** start Input data **

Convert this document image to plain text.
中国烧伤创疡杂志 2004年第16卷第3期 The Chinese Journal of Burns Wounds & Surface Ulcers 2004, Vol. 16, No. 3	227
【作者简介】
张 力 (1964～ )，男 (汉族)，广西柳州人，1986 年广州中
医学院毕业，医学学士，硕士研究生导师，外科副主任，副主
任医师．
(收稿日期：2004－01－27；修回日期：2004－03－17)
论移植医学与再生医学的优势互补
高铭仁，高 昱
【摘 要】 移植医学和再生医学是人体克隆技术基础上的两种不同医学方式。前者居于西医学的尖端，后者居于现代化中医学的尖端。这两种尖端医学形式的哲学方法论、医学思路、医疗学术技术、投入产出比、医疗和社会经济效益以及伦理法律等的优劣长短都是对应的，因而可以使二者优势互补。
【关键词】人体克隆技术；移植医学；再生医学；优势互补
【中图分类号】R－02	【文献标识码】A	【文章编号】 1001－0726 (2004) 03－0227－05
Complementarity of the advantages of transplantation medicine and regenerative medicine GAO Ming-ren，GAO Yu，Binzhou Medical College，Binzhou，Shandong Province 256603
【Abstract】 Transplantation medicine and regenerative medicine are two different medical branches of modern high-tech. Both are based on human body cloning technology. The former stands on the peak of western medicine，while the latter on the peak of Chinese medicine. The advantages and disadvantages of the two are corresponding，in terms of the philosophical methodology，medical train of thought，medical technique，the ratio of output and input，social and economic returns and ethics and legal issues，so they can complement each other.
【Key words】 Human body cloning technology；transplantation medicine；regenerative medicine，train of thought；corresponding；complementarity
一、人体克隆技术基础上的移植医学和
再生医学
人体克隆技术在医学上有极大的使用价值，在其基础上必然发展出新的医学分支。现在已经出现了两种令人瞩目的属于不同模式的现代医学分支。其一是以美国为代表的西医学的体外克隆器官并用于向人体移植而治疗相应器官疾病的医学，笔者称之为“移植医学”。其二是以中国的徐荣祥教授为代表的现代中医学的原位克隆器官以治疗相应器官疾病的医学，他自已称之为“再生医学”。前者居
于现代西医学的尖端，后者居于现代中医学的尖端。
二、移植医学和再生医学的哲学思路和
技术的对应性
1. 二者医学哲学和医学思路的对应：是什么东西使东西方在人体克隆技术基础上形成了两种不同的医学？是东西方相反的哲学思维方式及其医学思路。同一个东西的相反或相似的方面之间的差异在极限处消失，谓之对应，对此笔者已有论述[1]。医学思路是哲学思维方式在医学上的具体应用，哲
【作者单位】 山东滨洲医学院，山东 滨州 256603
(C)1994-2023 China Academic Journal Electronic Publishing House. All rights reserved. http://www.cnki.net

** end Input data **

Repeat every record, exactly as written.

Written answer:
Convert this document image to plain text.
中国烧伤创疡杂志 2004年第16卷第3期 The Chinese Journal of Burns Wounds & Surface Ulcers 2004, Vol. 16, No. 3	227
【作者简介】
张 力 (1964～ )，男 (汉族)，广西柳州人，1986 年广州中
医学院毕业，医学学士，硕士研究生导师，外科副主任，副主
任医师．
(收稿日期：2004－01－27；修回日期：2004－03－17)
论移植医学与再生医学的优势互补
高铭仁，高 昱
【摘 要】 移植医学和再生医学是人体克隆技术基础上的两种不同医学方式。前者居于西医学的尖端，后者居于现代化中医学的尖端。这两种尖端医学形式的哲学方法论、医学思路、医疗学术技术、投入产出比、医疗和社会经济效益以及伦理法律等的优劣长短都是对应的，因而可以使二者优势互补。
【关键词】人体克隆技术；移植医学；再生医学；优势互补
【中图分类号】R－02	【文献标识码】A	【文章编号】 1001－0726 (2004) 03－0227－05
Complementarity of the advantages of transplantation medicine and regenerative medicine GAO Ming-ren，GAO Yu，Binzhou Medical College，Binzhou，Shandong Province 256603
【Abstract】 Transplantation medicine and regenerative medicine are two different medical branches of modern high-tech. Both are based on human body cloning technology. The former stands on the peak of western medicine，while the latter on the peak of Chinese medicine. The advantages and disadvantages of the two are corresponding，in terms of the philosophical methodology，medical train of thought，medical technique，the ratio of output and input，social and economic returns and ethics and legal issues，so they can complement each other.
【Key words】 Human body cloning technology；transplantation medicine；regenerative medicine，train of thought；corresponding；complementarity
一、人体克隆技术基础上的移植医学和
再生医学
人体克隆技术在医学上有极大的使用价值，在其基础上必然发展出新的医学分支。现在已经出现了两种令人瞩目的属于不同模式的现代医学分支。其一是以美国为代表的西医学的体外克隆器官并用于向人体移植而治疗相应器官疾病的医学，笔者称之为“移植医学”。其二是以中国的徐荣祥教授为代表的现代中医学的原位克隆器官以治疗相应器官疾病的医学，他自已称之为“再生医学”。前者居
于现代西医学的尖端，后者居于现代中医学的尖端。
二、移植医学和再生医学的哲学思路和
技术的对应性
1. 二者医学哲学和医学思路的对应：是什么东西使东西方在人体克隆技术基础上形成了两种不同的医学？是东西方相反的哲学思维方式及其医学思路。同一个东西的相反或相似的方面之间的差异在极限处消失，谓之对应，对此笔者已有论述[1]。医学思路是哲学思维方式在医学上的具体应用，哲
【作者单位】 山东滨洲医学院，山东 滨州 256603
(C)1994-2023 China Academic Journal Electronic Publishing House. All rights reserved. http://www.cnki.net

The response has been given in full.